# Start of DATA LISTING

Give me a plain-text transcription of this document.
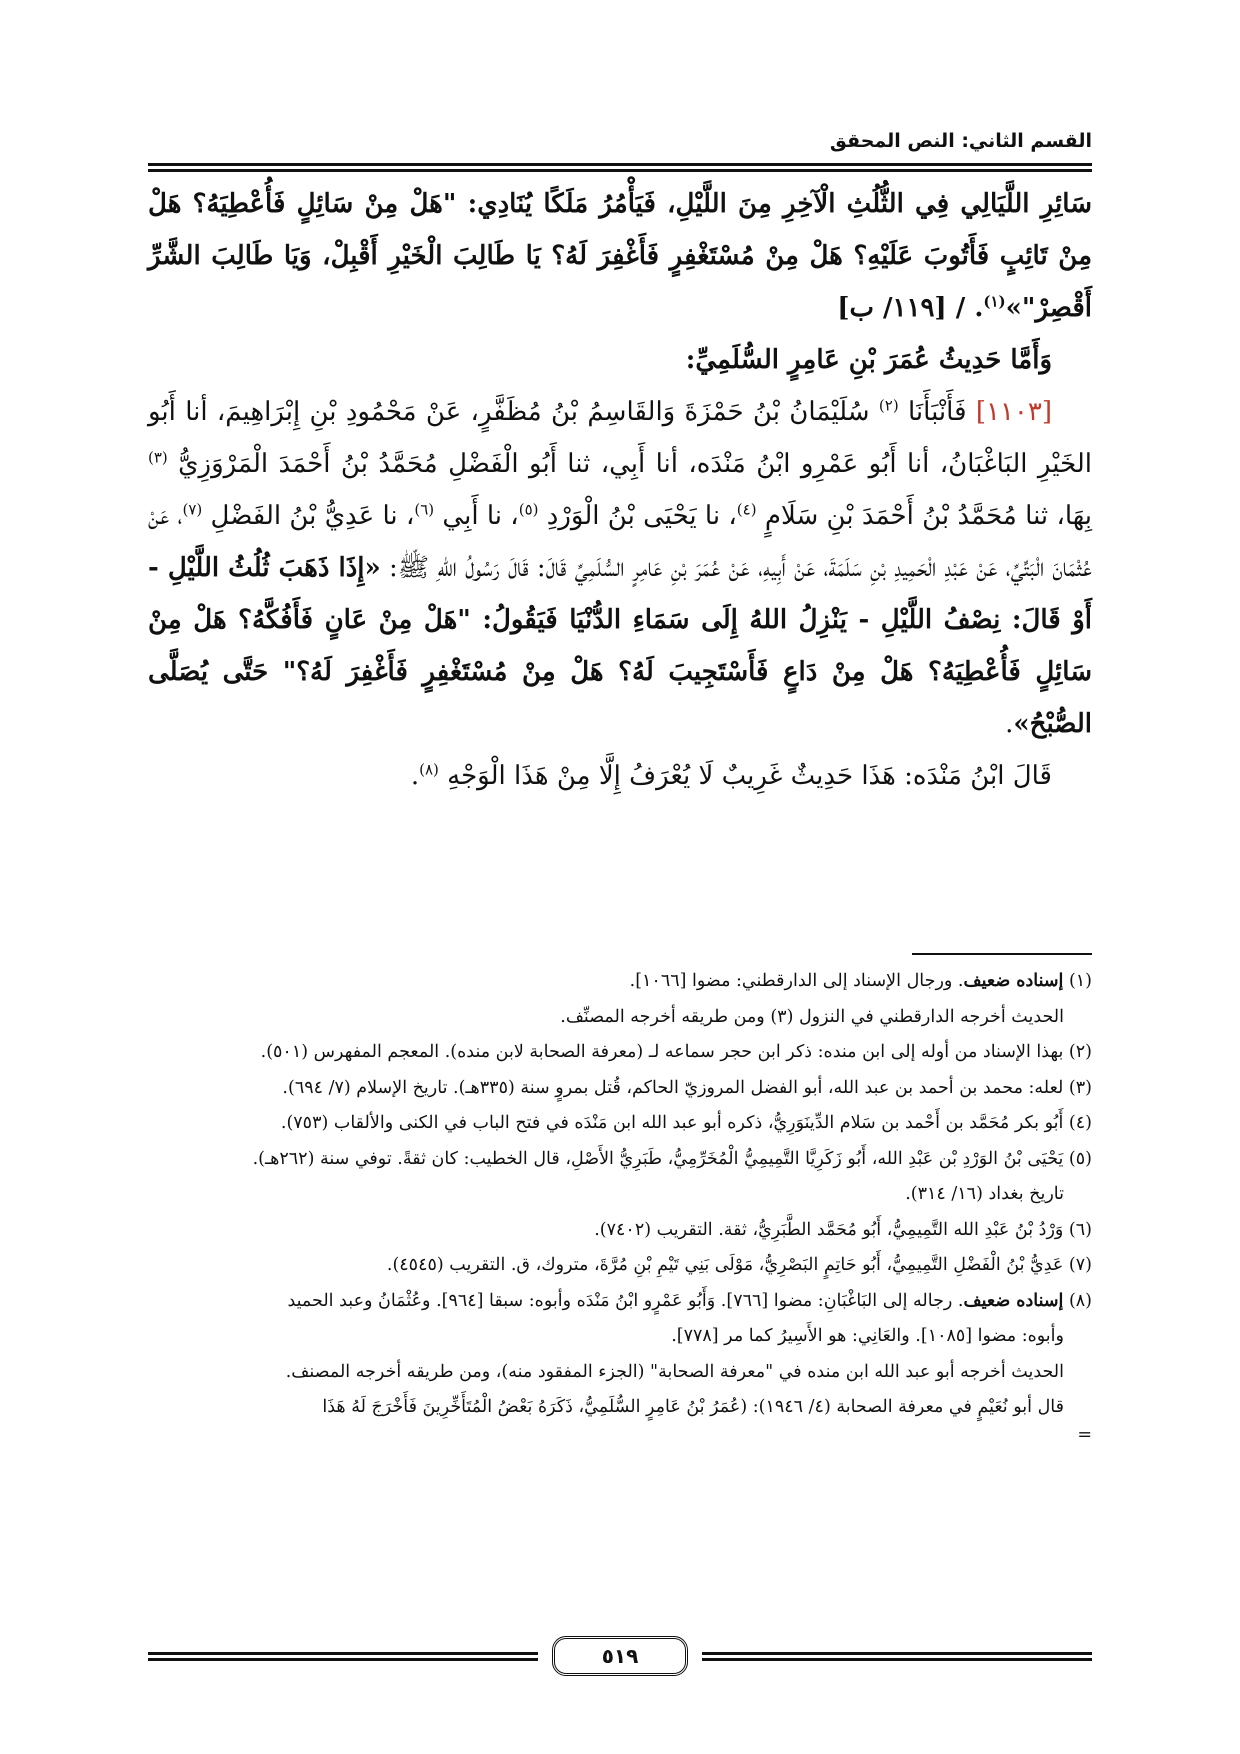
القسم الثاني: النص المحقق

سَائِرِ اللَّيَالِي فِي الثُّلُثِ الْآخِرِ مِنَ اللَّيْلِ، فَيَأْمُرُ مَلَكًا يُنَادِي: "هَلْ مِنْ سَائِلٍ فَأُعْطِيَهُ؟ هَلْ مِنْ تَائِبٍ فَأَتُوبَ عَلَيْهِ؟ هَلْ مِنْ مُسْتَغْفِرٍ فَأَغْفِرَ لَهُ؟ يَا طَالِبَ الْخَيْرِ أَقْبِلْ، وَيَا طَالِبَ الشَّرِّ أَقْصِرْ"»$^{(١)}$. / [١١٩/ ب]

وَأَمَّا حَدِيثُ عُمَرَ بْنِ عَامِرٍ السُّلَمِيِّ:

[١١٠٣] فَأَنْبَأَنَا $^{(٢)}$ سُلَيْمَانُ بْنُ حَمْزَةَ وَالقَاسِمُ بْنُ مُظَفَّرٍ، عَنْ مَحْمُودِ بْنِ إِبْرَاهِيمَ، أنا أَبُو الخَيْرِ البَاغْبَانُ، أنا أَبُو عَمْرِو ابْنُ مَنْدَه، أنا أَبِي، ثنا أَبُو الْفَضْلِ مُحَمَّدُ بْنُ أَحْمَدَ الْمَرْوَزِيُّ $^{(٣)}$ بِهَا، ثنا مُحَمَّدُ بْنُ أَحْمَدَ بْنِ سَلَامٍ $^{(٤)}$، نا يَحْيَى بْنُ الْوَرْدِ $^{(٥)}$، نا أَبِي $^{(٦)}$، نا عَدِيُّ بْنُ الفَضْلِ $^{(٧)}$، عَنْ عُثْمَانَ الْبَتِّيِّ، عَنْ عَبْدِ الْحَمِيدِ بْنِ سَلَمَةَ، عَنْ أَبِيهِ، عَنْ عُمَرَ بْنِ عَامِرٍ السُّلَمِيِّ قَالَ: قَالَ رَسُولُ اللهِ ﷺ: «إِذَا ذَهَبَ ثُلُثُ اللَّيْلِ - أَوْ قَالَ: نِصْفُ اللَّيْلِ - يَنْزِلُ اللهُ إِلَى سَمَاءِ الدُّنْيَا فَيَقُولُ: "هَلْ مِنْ عَانٍ فَأَفُكَّهُ؟ هَلْ مِنْ سَائِلٍ فَأُعْطِيَهُ؟ هَلْ مِنْ دَاعٍ فَأَسْتَجِيبَ لَهُ؟ هَلْ مِنْ مُسْتَغْفِرٍ فَأَغْفِرَ لَهُ؟" حَتَّى يُصَلَّى الصُّبْحُ».

قَالَ ابْنُ مَنْدَه: هَذَا حَدِيثٌ غَرِيبٌ لَا يُعْرَفُ إِلَّا مِنْ هَذَا الْوَجْهِ $^{(٨)}$.

(١) إسناده ضعيف. ورجال الإسناد إلى الدارقطني: مضوا [١٠٦٦].

الحديث أخرجه الدارقطني في النزول (٣) ومن طريقه أخرجه المصنِّف.

(٢) بهذا الإسناد من أوله إلى ابن منده: ذكر ابن حجر سماعه لـ (معرفة الصحابة لابن منده). المعجم المفهرس (٥٠١).

(٣) لعله: محمد بن أحمد بن عبد الله، أبو الفضل المروزيّ الحاكم، قُتل بمروٍ سنة (٣٣٥هـ). تاريخ الإسلام (٧/ ٦٩٤).

(٤) أَبُو بكر مُحَمَّد بن أَحْمد بن سَلام الدِّينَوَرِيُّ، ذكره أبو عبد الله ابن مَنْدَه في فتح الباب في الكنى والألقاب (٧٥٣).

(٥) يَحْيَى بْنُ الوَرْدِ بْن عَبْدِ الله، أَبُو زَكَرِيَّا التَّمِيمِيُّ الْمُخَرِّمِيُّ، طَبَرِيُّ الأَصْلِ، قال الخطيب: كان ثقةً. توفي سنة (٢٦٢هـ).

تاريخ بغداد (١٦/ ٣١٤).

(٦) وَرْدُ بْنُ عَبْدِ الله التَّمِيمِيُّ، أَبُو مُحَمَّد الطَّبَرِيُّ، ثقة. التقريب (٧٤٠٢).

(٧) عَدِيُّ بْنُ الْفَضْلِ التَّمِيمِيُّ، أَبُو حَاتِمٍ البَصْرِيُّ، مَوْلَى بَنِي تَيْمِ بْنِ مُرَّةَ، متروك، ق. التقريب (٤٥٤٥).

(٨) إسناده ضعيف. رجاله إلى البَاغْبَانِ: مضوا [٧٦٦]. وَأَبُو عَمْرٍو ابْنُ مَنْدَه وأبوه: سبقا [٩٦٤]. وعُثْمَانُ وعبد الحميد

وأبوه: مضوا [١٠٨٥]. والعَانِي: هو الأَسِيرُ كما مر [٧٧٨].

الحديث أخرجه أبو عبد الله ابن منده في "معرفة الصحابة" (الجزء المفقود منه)، ومن طريقه أخرجه المصنف.

قال أبو نُعَيْمٍ في معرفة الصحابة (٤/ ١٩٤٦): (عُمَرُ بْنُ عَامِرٍ السُّلَمِيُّ، ذَكَرَهُ بَعْضُ الْمُتَأَخِّرِينَ فَأَخْرَجَ لَهُ هَذَا

=

٥١٩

# End of DATA LISTING

#### REQUIRED TASK
Restate the whole listing above exactly, except for its images.

#### FINISHED EXERCISE
Give me a plain-text transcription of this document.
القسم الثاني: النص المحقق

سَائِرِ اللَّيَالِي فِي الثُّلُثِ الْآخِرِ مِنَ اللَّيْلِ، فَيَأْمُرُ مَلَكًا يُنَادِي: "هَلْ مِنْ سَائِلٍ فَأُعْطِيَهُ؟ هَلْ مِنْ تَائِبٍ فَأَتُوبَ عَلَيْهِ؟ هَلْ مِنْ مُسْتَغْفِرٍ فَأَغْفِرَ لَهُ؟ يَا طَالِبَ الْخَيْرِ أَقْبِلْ، وَيَا طَالِبَ الشَّرِّ أَقْصِرْ"»$^{(١)}$. / [١١٩/ ب]

وَأَمَّا حَدِيثُ عُمَرَ بْنِ عَامِرٍ السُّلَمِيِّ:

[١١٠٣] فَأَنْبَأَنَا $^{(٢)}$ سُلَيْمَانُ بْنُ حَمْزَةَ وَالقَاسِمُ بْنُ مُظَفَّرٍ، عَنْ مَحْمُودِ بْنِ إِبْرَاهِيمَ، أنا أَبُو الخَيْرِ البَاغْبَانُ، أنا أَبُو عَمْرِو ابْنُ مَنْدَه، أنا أَبِي، ثنا أَبُو الْفَضْلِ مُحَمَّدُ بْنُ أَحْمَدَ الْمَرْوَزِيُّ $^{(٣)}$ بِهَا، ثنا مُحَمَّدُ بْنُ أَحْمَدَ بْنِ سَلَامٍ $^{(٤)}$، نا يَحْيَى بْنُ الْوَرْدِ $^{(٥)}$، نا أَبِي $^{(٦)}$، نا عَدِيُّ بْنُ الفَضْلِ $^{(٧)}$، عَنْ عُثْمَانَ الْبَتِّيِّ، عَنْ عَبْدِ الْحَمِيدِ بْنِ سَلَمَةَ، عَنْ أَبِيهِ، عَنْ عُمَرَ بْنِ عَامِرٍ السُّلَمِيِّ قَالَ: قَالَ رَسُولُ اللهِ ﷺ: «إِذَا ذَهَبَ ثُلُثُ اللَّيْلِ - أَوْ قَالَ: نِصْفُ اللَّيْلِ - يَنْزِلُ اللهُ إِلَى سَمَاءِ الدُّنْيَا فَيَقُولُ: "هَلْ مِنْ عَانٍ فَأَفُكَّهُ؟ هَلْ مِنْ سَائِلٍ فَأُعْطِيَهُ؟ هَلْ مِنْ دَاعٍ فَأَسْتَجِيبَ لَهُ؟ هَلْ مِنْ مُسْتَغْفِرٍ فَأَغْفِرَ لَهُ؟" حَتَّى يُصَلَّى الصُّبْحُ».

قَالَ ابْنُ مَنْدَه: هَذَا حَدِيثٌ غَرِيبٌ لَا يُعْرَفُ إِلَّا مِنْ هَذَا الْوَجْهِ $^{(٨)}$.

(١) إسناده ضعيف. ورجال الإسناد إلى الدارقطني: مضوا [١٠٦٦].

الحديث أخرجه الدارقطني في النزول (٣) ومن طريقه أخرجه المصنِّف.

(٢) بهذا الإسناد من أوله إلى ابن منده: ذكر ابن حجر سماعه لـ (معرفة الصحابة لابن منده). المعجم المفهرس (٥٠١).

(٣) لعله: محمد بن أحمد بن عبد الله، أبو الفضل المروزيّ الحاكم، قُتل بمروٍ سنة (٣٣٥هـ). تاريخ الإسلام (٧/ ٦٩٤).

(٤) أَبُو بكر مُحَمَّد بن أَحْمد بن سَلام الدِّينَوَرِيُّ، ذكره أبو عبد الله ابن مَنْدَه في فتح الباب في الكنى والألقاب (٧٥٣).

(٥) يَحْيَى بْنُ الوَرْدِ بْن عَبْدِ الله، أَبُو زَكَرِيَّا التَّمِيمِيُّ الْمُخَرِّمِيُّ، طَبَرِيُّ الأَصْلِ، قال الخطيب: كان ثقةً. توفي سنة (٢٦٢هـ).

تاريخ بغداد (١٦/ ٣١٤).

(٦) وَرْدُ بْنُ عَبْدِ الله التَّمِيمِيُّ، أَبُو مُحَمَّد الطَّبَرِيُّ، ثقة. التقريب (٧٤٠٢).

(٧) عَدِيُّ بْنُ الْفَضْلِ التَّمِيمِيُّ، أَبُو حَاتِمٍ البَصْرِيُّ، مَوْلَى بَنِي تَيْمِ بْنِ مُرَّةَ، متروك، ق. التقريب (٤٥٤٥).

(٨) إسناده ضعيف. رجاله إلى البَاغْبَانِ: مضوا [٧٦٦]. وَأَبُو عَمْرٍو ابْنُ مَنْدَه وأبوه: سبقا [٩٦٤]. وعُثْمَانُ وعبد الحميد

وأبوه: مضوا [١٠٨٥]. والعَانِي: هو الأَسِيرُ كما مر [٧٧٨].

الحديث أخرجه أبو عبد الله ابن منده في "معرفة الصحابة" (الجزء المفقود منه)، ومن طريقه أخرجه المصنف.

قال أبو نُعَيْمٍ في معرفة الصحابة (٤/ ١٩٤٦): (عُمَرُ بْنُ عَامِرٍ السُّلَمِيُّ، ذَكَرَهُ بَعْضُ الْمُتَأَخِّرِينَ فَأَخْرَجَ لَهُ هَذَا

=

٥١٩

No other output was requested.